Problem details - Below are some records; copy each line in them that contains "Sinir".

(Records contained in a dataset)
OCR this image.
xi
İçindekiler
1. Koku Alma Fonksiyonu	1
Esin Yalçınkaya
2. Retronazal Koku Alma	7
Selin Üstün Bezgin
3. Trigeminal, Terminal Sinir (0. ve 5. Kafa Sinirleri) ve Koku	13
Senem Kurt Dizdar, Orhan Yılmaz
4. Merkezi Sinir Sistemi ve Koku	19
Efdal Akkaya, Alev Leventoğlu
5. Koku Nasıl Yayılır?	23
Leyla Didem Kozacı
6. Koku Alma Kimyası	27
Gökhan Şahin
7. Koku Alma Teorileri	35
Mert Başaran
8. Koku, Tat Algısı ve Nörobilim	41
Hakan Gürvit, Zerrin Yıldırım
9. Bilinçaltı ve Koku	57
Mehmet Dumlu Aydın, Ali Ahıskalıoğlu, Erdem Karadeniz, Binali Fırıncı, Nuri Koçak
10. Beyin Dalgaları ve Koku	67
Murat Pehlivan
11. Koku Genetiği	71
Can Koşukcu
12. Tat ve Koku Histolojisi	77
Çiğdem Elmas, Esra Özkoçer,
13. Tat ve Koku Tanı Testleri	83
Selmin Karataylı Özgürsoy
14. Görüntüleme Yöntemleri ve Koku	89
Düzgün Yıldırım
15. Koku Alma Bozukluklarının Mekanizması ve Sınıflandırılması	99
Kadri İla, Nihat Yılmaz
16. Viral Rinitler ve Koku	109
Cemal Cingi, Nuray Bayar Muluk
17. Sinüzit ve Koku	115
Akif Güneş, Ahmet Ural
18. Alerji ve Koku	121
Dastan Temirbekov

Output for this exercise -
3. Trigeminal, Terminal Sinir (0. ve 5. Kafa Sinirleri) ve Koku	13
4. Merkezi Sinir Sistemi ve Koku	19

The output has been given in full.